Directions |
Filter out everything except lines holding "Youtube".

((

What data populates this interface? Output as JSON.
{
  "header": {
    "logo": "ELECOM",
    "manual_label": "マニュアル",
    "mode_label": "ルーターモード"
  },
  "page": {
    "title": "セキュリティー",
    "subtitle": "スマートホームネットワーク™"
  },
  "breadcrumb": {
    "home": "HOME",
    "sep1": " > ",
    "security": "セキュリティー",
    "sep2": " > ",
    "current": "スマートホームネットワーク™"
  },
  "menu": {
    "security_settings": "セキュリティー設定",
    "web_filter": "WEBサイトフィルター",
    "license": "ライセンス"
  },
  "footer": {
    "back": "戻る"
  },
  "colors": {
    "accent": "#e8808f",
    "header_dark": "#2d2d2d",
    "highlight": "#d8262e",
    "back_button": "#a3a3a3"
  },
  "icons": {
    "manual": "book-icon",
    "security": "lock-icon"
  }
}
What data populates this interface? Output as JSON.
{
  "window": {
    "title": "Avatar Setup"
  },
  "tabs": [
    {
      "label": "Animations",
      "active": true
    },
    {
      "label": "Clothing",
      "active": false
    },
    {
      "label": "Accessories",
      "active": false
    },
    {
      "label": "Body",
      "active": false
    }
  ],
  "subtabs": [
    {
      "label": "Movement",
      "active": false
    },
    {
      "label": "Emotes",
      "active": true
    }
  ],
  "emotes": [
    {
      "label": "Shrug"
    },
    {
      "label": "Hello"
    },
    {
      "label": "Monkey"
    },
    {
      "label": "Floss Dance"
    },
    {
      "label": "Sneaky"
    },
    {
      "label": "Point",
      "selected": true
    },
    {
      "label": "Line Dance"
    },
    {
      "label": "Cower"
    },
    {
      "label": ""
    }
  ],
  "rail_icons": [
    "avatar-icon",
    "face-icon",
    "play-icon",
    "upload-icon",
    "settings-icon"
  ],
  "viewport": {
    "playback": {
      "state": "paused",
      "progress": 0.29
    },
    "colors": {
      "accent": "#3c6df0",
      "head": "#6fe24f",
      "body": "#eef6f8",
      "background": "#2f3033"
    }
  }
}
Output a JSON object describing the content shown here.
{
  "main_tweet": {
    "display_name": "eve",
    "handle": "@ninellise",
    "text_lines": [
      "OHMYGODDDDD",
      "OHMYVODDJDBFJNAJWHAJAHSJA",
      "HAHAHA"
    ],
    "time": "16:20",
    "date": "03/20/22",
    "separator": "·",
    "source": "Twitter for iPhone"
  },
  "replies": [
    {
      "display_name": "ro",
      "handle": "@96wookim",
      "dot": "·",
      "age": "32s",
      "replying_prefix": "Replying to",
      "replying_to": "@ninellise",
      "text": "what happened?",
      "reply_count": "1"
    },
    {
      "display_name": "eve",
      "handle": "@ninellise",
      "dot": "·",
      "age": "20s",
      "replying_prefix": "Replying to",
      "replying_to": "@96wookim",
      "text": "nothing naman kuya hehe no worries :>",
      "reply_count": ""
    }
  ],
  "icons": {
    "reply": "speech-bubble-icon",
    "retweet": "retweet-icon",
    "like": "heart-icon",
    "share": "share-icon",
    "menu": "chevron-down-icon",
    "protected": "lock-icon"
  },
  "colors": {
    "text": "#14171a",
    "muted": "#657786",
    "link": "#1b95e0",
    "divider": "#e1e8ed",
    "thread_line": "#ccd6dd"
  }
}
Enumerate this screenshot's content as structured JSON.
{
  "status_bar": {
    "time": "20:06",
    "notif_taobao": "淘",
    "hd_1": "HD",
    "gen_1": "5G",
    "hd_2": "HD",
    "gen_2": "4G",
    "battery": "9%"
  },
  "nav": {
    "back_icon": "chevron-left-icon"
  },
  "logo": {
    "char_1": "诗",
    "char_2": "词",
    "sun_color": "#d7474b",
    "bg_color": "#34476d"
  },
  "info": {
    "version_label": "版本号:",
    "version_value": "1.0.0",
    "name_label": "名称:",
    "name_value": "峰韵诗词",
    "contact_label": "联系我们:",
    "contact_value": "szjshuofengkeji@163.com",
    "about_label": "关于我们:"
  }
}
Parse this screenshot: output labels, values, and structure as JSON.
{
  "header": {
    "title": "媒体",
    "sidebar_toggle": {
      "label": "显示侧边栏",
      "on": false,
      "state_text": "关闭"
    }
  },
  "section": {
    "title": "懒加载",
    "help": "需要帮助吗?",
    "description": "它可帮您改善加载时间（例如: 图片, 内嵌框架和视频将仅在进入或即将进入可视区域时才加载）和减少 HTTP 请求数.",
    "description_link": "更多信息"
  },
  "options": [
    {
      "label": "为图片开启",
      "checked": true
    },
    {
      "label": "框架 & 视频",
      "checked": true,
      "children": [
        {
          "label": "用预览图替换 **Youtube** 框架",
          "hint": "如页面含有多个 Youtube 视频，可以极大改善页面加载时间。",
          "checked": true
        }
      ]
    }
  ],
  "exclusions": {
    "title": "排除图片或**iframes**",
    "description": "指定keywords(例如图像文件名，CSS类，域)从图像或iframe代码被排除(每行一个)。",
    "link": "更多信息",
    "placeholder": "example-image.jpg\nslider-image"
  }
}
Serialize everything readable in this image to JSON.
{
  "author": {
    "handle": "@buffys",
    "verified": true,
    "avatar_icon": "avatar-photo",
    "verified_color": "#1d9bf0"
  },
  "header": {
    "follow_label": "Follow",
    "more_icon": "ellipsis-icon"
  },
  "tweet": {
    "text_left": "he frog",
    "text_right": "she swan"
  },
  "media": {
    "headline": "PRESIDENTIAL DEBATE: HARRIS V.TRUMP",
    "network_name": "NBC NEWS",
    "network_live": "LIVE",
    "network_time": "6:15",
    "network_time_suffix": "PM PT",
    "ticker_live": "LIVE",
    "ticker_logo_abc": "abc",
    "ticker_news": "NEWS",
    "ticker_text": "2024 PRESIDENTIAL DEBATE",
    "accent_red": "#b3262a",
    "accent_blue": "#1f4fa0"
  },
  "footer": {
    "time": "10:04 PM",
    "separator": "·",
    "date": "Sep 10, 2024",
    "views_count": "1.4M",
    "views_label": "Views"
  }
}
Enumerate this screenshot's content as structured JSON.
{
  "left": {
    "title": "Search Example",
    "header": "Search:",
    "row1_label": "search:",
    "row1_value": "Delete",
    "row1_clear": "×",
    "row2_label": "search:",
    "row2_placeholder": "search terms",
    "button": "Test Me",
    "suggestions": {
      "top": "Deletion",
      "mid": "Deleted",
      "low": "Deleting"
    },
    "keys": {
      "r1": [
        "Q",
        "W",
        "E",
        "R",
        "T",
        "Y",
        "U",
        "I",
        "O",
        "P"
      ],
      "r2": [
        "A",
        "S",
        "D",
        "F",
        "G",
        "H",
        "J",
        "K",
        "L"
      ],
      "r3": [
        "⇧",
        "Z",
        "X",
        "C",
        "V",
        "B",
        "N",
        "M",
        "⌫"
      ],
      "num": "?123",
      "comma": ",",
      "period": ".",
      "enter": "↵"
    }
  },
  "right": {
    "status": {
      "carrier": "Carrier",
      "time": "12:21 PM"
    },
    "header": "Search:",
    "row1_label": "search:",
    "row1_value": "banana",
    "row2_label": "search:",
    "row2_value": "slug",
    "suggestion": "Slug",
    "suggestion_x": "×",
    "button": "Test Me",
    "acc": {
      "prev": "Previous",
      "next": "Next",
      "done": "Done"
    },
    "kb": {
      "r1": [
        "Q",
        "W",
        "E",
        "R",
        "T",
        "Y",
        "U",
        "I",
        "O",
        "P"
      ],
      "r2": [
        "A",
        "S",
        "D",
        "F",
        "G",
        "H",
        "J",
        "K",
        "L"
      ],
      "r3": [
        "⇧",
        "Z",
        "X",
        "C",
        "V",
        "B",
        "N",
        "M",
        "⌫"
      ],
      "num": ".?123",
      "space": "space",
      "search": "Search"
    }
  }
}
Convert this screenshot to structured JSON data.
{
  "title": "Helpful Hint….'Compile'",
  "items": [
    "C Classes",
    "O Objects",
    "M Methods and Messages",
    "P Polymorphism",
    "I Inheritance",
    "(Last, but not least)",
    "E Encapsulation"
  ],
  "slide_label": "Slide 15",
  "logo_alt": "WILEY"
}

))

Answer to the problem |
          "label": "用预览图替换 **Youtube** 框架",
          "hint": "如页面含有多个 Youtube 视频，可以极大改善页面加载时间。",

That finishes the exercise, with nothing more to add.